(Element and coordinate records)
──────

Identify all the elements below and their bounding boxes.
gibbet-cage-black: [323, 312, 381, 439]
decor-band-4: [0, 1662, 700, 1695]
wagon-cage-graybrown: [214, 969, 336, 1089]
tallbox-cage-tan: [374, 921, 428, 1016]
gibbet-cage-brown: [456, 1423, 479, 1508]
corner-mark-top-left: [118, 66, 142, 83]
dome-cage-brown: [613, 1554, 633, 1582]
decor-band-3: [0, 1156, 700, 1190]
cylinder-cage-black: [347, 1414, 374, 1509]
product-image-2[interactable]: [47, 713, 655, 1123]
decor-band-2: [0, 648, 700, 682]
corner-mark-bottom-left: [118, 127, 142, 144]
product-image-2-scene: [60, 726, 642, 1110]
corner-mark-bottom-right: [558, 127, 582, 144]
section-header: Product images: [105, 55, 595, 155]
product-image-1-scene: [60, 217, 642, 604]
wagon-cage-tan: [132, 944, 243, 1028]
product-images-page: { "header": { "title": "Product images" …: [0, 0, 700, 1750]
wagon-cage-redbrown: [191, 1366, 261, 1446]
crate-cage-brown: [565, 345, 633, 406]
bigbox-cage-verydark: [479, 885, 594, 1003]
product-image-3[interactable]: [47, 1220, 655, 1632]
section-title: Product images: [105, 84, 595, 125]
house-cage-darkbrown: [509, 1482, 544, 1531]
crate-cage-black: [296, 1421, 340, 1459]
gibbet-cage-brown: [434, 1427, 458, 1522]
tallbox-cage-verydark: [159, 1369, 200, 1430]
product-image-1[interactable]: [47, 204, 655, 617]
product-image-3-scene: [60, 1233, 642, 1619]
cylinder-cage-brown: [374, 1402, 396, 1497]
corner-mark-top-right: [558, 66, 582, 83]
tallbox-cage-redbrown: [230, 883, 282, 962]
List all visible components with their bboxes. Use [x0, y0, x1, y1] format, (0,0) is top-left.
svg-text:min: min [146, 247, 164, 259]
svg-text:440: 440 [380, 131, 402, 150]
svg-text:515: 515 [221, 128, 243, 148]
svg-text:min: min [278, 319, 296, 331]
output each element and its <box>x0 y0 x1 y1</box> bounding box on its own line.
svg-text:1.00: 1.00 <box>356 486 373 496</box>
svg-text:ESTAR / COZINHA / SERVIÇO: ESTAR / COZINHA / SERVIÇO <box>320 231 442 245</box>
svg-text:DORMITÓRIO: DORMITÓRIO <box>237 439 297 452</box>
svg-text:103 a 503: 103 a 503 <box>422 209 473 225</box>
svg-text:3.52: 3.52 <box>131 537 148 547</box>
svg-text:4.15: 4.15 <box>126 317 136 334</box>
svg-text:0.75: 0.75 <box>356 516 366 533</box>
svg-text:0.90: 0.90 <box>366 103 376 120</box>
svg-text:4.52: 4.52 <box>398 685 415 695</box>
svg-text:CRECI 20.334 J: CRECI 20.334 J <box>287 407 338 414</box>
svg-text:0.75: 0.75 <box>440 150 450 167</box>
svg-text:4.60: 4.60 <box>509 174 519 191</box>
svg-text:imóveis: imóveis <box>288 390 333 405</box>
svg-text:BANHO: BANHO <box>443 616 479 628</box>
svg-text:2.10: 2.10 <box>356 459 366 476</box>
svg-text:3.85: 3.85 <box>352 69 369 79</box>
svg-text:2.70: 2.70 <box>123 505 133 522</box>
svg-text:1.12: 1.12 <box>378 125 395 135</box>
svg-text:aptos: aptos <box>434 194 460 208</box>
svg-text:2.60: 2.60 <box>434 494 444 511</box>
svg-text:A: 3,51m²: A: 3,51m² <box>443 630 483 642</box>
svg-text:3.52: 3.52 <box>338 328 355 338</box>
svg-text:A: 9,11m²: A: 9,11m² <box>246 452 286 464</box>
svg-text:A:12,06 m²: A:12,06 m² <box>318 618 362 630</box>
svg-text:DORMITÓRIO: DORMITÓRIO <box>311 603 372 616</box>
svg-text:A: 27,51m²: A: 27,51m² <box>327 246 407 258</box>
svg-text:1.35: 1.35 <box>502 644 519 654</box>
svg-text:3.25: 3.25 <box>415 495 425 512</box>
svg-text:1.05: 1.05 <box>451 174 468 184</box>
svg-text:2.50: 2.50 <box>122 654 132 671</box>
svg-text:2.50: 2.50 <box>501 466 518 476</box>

──────

To do →
In everything from the start of the items down to the line containing "svg-text:4.52: 4.52 <box>398", swap "bounding boxes" for "box coordinates" and give those lines again with nothing else changed.

Answer for the task →
Identify all the elements below and their box coordinates.
gibbet-cage-black: [323, 312, 381, 439]
decor-band-4: [0, 1662, 700, 1695]
wagon-cage-graybrown: [214, 969, 336, 1089]
tallbox-cage-tan: [374, 921, 428, 1016]
gibbet-cage-brown: [456, 1423, 479, 1508]
corner-mark-top-left: [118, 66, 142, 83]
dome-cage-brown: [613, 1554, 633, 1582]
decor-band-3: [0, 1156, 700, 1190]
cylinder-cage-black: [347, 1414, 374, 1509]
product-image-2[interactable]: [47, 713, 655, 1123]
decor-band-2: [0, 648, 700, 682]
corner-mark-bottom-left: [118, 127, 142, 144]
product-image-2-scene: [60, 726, 642, 1110]
corner-mark-bottom-right: [558, 127, 582, 144]
section-header: Product images: [105, 55, 595, 155]
product-image-1-scene: [60, 217, 642, 604]
wagon-cage-tan: [132, 944, 243, 1028]
product-images-page: { "header": { "title": "Product images" …: [0, 0, 700, 1750]
wagon-cage-redbrown: [191, 1366, 261, 1446]
crate-cage-brown: [565, 345, 633, 406]
bigbox-cage-verydark: [479, 885, 594, 1003]
product-image-3[interactable]: [47, 1220, 655, 1632]
section-title: Product images: [105, 84, 595, 125]
house-cage-darkbrown: [509, 1482, 544, 1531]
crate-cage-black: [296, 1421, 340, 1459]
gibbet-cage-brown: [434, 1427, 458, 1522]
tallbox-cage-verydark: [159, 1369, 200, 1430]
product-image-1[interactable]: [47, 204, 655, 617]
product-image-3-scene: [60, 1233, 642, 1619]
cylinder-cage-brown: [374, 1402, 396, 1497]
corner-mark-top-right: [558, 66, 582, 83]
tallbox-cage-redbrown: [230, 883, 282, 962]
List all visible components with their bboxes. Use [x0, y0, x1, y1] format, (0,0) is top-left.
svg-text:min: min [146, 247, 164, 259]
svg-text:440: 440 [380, 131, 402, 150]
svg-text:515: 515 [221, 128, 243, 148]
svg-text:min: min [278, 319, 296, 331]
output each element and its <box>x0 y0 x1 y1</box> bounding box on its own line.
svg-text:1.00: 1.00 <box>356 486 373 496</box>
svg-text:ESTAR / COZINHA / SERVIÇO: ESTAR / COZINHA / SERVIÇO <box>320 231 442 245</box>
svg-text:DORMITÓRIO: DORMITÓRIO <box>237 439 297 452</box>
svg-text:103 a 503: 103 a 503 <box>422 209 473 225</box>
svg-text:3.52: 3.52 <box>131 537 148 547</box>
svg-text:4.15: 4.15 <box>126 317 136 334</box>
svg-text:0.75: 0.75 <box>356 516 366 533</box>
svg-text:0.90: 0.90 <box>366 103 376 120</box>
svg-text:4.52: 4.52 <box>398 685 415 695</box>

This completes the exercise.